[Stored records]
┌──

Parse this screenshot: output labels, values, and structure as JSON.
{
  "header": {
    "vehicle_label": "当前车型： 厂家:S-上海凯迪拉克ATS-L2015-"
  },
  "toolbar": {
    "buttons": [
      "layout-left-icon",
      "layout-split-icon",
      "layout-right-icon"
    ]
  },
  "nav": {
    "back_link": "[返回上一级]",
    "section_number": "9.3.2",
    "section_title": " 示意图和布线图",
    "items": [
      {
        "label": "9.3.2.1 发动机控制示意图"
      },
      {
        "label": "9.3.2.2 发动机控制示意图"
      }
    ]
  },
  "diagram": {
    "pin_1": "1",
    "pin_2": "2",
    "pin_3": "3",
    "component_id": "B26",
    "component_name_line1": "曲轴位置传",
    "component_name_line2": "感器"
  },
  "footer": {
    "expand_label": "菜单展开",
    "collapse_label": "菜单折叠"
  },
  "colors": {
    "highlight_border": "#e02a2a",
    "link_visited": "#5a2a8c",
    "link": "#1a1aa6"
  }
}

└──

YOUR INSTRUCTIONS. Work through the records line by line and tally those holding "layout". Reply with the number alone.

EXERCISE RESPONSE. 3